Requirement: Where a line contains the word "Juan", copy that line.

--- START OF The records ---

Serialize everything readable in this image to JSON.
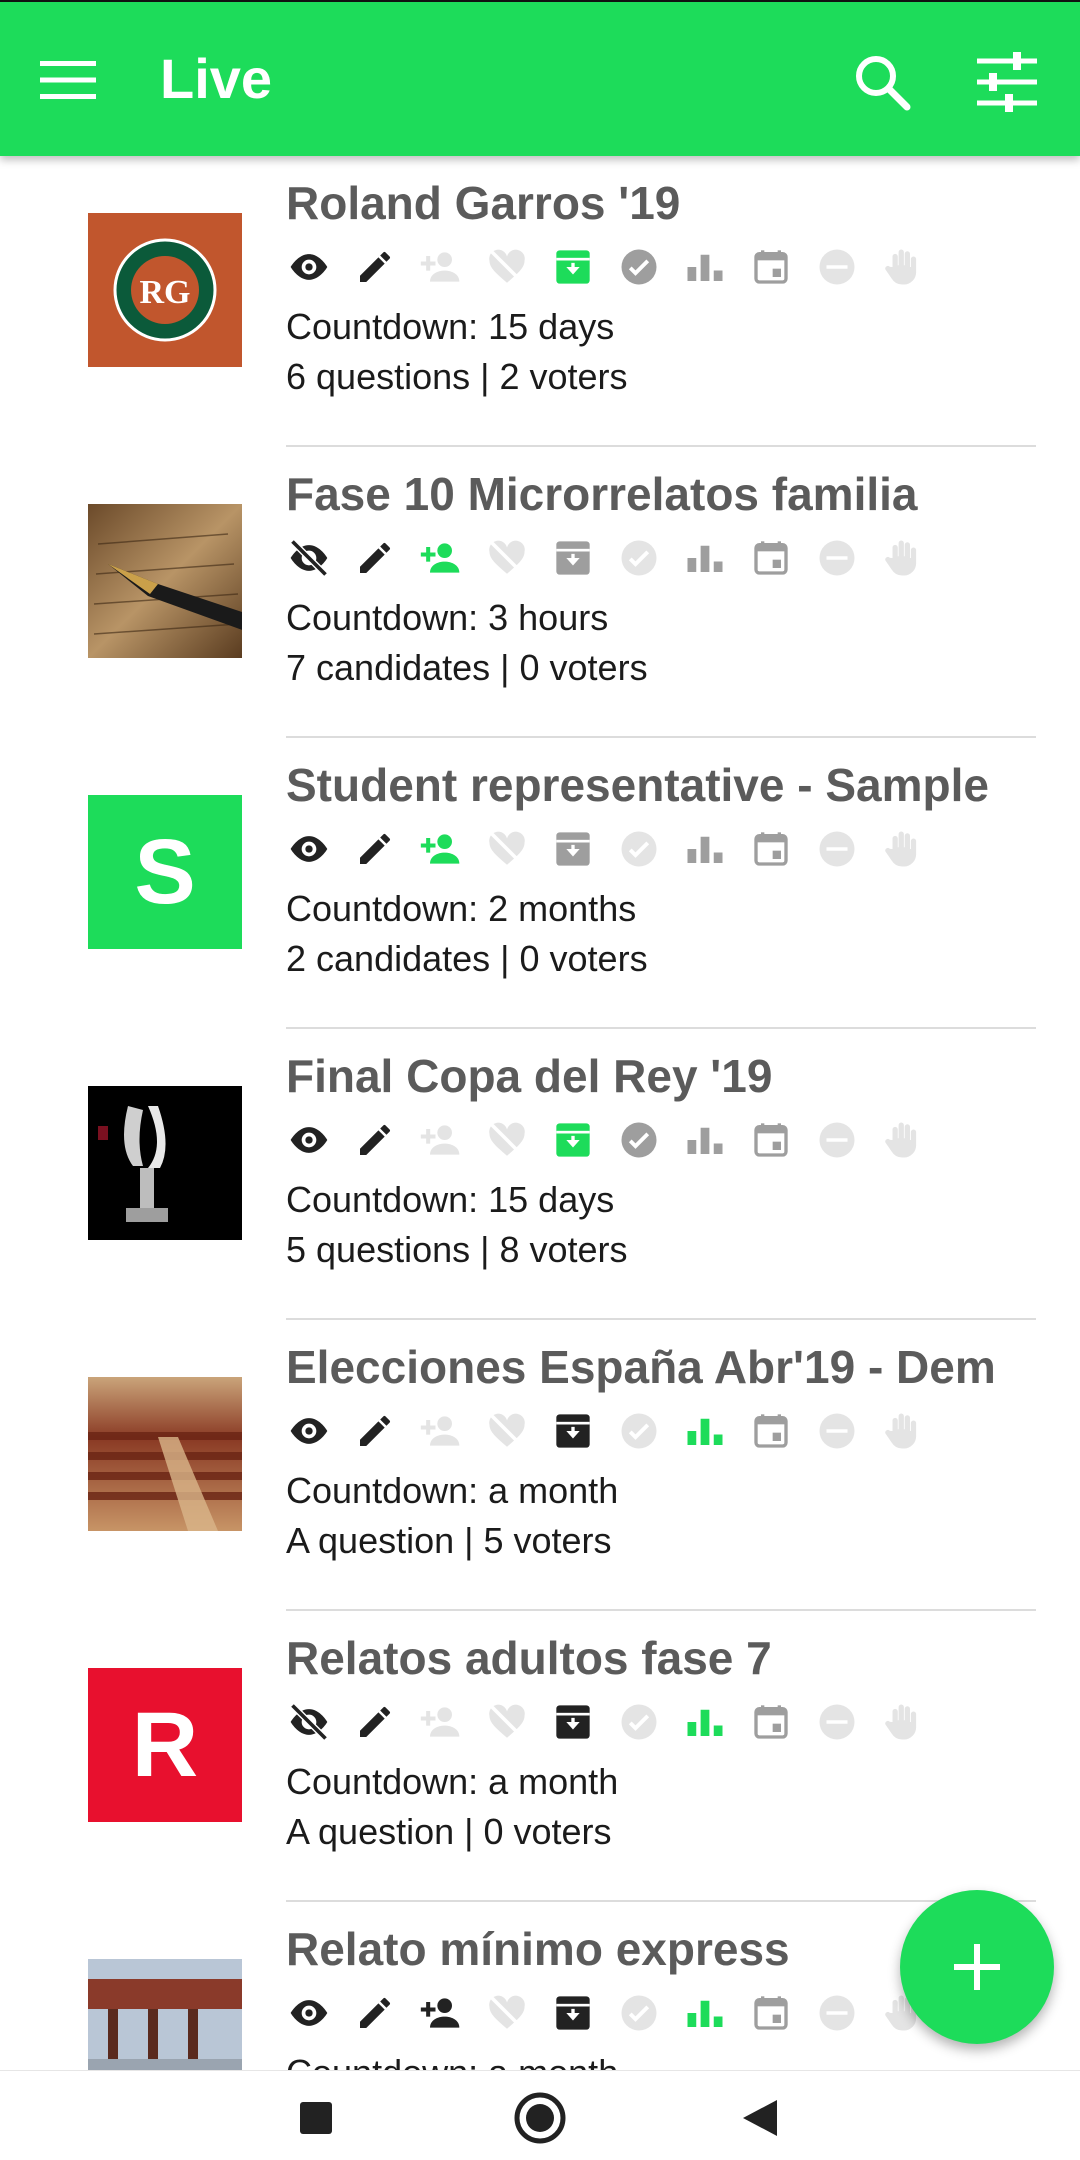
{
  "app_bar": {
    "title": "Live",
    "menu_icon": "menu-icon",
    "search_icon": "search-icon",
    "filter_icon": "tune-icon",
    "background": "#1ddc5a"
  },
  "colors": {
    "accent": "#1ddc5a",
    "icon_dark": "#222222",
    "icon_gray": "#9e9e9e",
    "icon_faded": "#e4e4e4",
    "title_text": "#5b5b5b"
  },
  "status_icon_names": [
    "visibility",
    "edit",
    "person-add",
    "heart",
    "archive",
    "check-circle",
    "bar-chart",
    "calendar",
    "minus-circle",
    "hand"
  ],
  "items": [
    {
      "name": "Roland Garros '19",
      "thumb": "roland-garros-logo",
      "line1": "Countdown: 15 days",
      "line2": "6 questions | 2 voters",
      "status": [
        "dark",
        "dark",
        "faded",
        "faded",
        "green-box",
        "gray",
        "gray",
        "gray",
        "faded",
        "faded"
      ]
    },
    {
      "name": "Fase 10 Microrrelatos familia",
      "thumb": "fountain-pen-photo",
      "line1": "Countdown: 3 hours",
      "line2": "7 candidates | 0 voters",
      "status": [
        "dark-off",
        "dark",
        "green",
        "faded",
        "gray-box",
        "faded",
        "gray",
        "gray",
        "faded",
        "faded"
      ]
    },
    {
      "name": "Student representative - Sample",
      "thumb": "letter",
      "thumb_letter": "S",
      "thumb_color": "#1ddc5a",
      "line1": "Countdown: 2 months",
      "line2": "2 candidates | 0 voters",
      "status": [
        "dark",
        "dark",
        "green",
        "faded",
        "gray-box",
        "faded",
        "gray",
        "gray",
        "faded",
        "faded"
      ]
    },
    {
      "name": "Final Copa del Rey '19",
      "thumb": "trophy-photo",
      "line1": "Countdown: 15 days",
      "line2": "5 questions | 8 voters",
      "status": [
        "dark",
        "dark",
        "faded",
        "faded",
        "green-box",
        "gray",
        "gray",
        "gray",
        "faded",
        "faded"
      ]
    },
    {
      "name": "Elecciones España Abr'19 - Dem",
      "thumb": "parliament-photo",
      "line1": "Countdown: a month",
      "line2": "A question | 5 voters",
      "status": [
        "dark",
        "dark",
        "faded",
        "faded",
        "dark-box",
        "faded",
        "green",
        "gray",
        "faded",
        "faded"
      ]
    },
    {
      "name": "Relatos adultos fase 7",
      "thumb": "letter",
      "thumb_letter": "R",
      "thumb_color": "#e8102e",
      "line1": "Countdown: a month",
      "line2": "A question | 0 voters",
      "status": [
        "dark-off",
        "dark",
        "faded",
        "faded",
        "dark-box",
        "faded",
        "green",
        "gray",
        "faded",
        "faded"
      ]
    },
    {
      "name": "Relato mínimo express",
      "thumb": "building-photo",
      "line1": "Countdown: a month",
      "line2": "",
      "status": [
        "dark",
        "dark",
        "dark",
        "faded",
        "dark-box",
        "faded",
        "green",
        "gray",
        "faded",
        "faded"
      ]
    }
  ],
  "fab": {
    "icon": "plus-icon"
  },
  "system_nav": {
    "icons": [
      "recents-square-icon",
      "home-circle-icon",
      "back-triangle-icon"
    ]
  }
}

--- END OF The records ---
--- START OF The records ---

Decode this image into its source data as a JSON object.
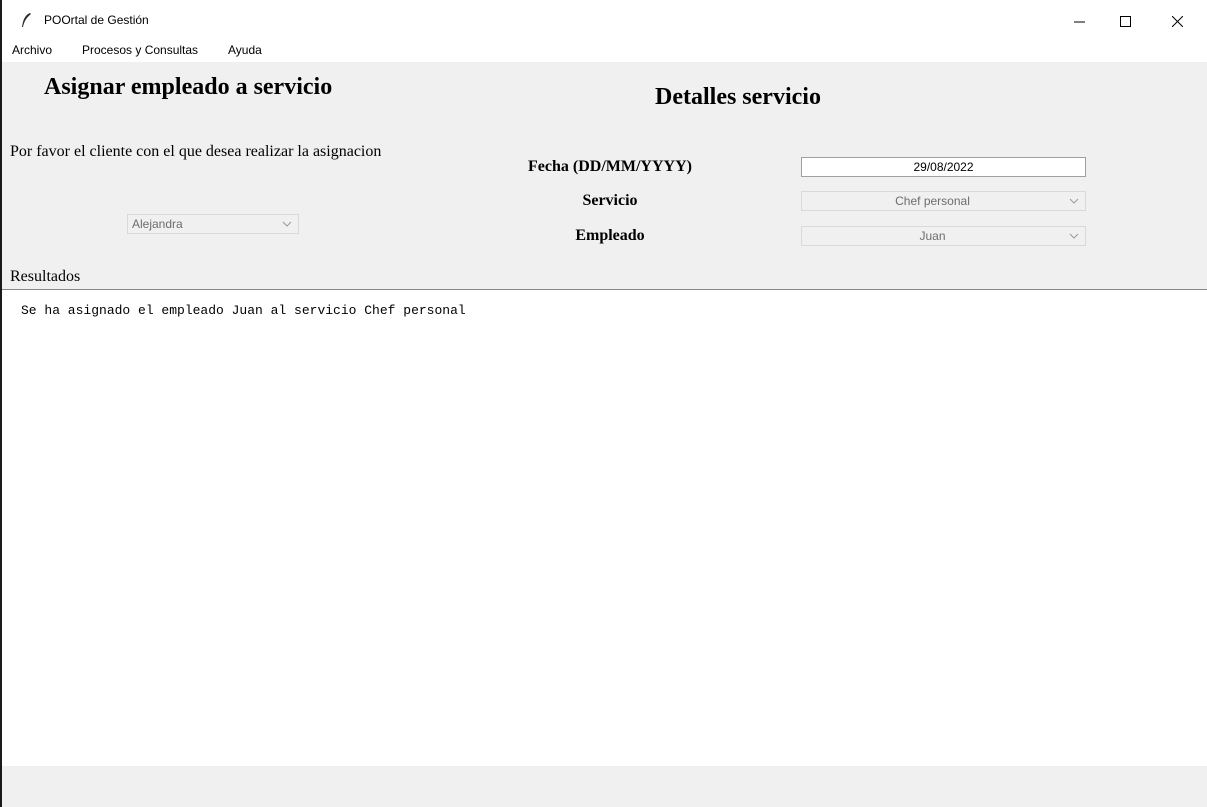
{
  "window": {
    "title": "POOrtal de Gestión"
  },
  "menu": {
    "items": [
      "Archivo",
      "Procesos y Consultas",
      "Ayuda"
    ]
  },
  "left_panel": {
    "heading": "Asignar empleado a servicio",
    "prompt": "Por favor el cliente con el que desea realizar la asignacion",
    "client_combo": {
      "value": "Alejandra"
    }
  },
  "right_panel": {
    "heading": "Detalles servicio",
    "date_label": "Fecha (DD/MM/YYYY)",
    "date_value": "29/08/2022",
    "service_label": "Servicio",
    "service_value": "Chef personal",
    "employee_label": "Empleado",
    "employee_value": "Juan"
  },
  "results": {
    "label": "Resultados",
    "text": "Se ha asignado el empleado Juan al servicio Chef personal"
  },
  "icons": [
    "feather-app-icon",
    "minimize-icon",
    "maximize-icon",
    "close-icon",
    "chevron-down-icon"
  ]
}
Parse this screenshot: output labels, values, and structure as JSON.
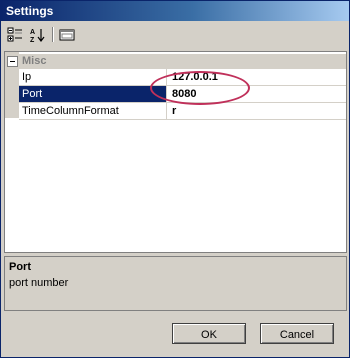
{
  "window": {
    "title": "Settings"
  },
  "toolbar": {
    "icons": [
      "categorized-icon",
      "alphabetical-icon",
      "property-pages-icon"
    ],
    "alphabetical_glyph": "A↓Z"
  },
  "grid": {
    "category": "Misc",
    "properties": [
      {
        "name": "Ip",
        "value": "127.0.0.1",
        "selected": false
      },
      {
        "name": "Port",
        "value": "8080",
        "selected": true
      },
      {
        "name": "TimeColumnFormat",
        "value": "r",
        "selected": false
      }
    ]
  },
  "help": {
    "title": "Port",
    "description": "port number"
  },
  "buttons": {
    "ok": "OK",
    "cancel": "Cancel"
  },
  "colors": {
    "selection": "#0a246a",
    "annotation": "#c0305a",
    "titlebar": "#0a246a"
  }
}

--- END OF The records ---
--- START OF The records ---

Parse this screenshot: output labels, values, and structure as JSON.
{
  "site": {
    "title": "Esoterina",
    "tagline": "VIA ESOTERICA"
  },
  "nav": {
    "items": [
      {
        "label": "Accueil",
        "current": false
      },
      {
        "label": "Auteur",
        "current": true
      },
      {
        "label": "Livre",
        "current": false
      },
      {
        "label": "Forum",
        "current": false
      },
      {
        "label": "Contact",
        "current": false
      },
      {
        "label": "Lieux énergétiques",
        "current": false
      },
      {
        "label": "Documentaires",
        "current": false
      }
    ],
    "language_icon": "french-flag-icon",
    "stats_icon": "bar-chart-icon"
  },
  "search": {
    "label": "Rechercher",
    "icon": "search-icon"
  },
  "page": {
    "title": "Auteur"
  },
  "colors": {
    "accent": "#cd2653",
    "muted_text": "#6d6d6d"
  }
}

--- END OF The records ---

Result below:
    "employee_value": "Juan"
    "text": "Se ha asignado el empleado Juan al servicio Chef personal"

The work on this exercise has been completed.